Your goal: In the listing below, find every line containing "video" and copy it out.

— BEGIN Input data —

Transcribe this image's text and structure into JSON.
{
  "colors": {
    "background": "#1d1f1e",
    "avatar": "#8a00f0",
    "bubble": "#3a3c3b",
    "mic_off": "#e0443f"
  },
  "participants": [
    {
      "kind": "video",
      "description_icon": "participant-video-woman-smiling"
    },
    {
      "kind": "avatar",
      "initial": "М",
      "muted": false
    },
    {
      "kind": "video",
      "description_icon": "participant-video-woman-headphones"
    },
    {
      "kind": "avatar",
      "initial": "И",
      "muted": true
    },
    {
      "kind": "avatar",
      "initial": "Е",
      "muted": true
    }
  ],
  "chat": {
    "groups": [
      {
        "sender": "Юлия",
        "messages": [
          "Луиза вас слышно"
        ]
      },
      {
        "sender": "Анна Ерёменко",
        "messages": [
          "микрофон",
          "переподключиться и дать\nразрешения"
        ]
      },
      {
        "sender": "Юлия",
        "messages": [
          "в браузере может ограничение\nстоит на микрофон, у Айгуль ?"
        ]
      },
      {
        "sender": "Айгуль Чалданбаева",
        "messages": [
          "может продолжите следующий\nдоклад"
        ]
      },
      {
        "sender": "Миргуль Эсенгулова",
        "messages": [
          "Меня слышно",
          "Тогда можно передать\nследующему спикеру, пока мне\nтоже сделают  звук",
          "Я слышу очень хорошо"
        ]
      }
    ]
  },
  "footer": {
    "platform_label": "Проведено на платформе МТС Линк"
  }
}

— END Input data —

Solution for this exercise:
      "kind": "video",
      "description_icon": "participant-video-woman-smiling"
      "kind": "video",
      "description_icon": "participant-video-woman-headphones"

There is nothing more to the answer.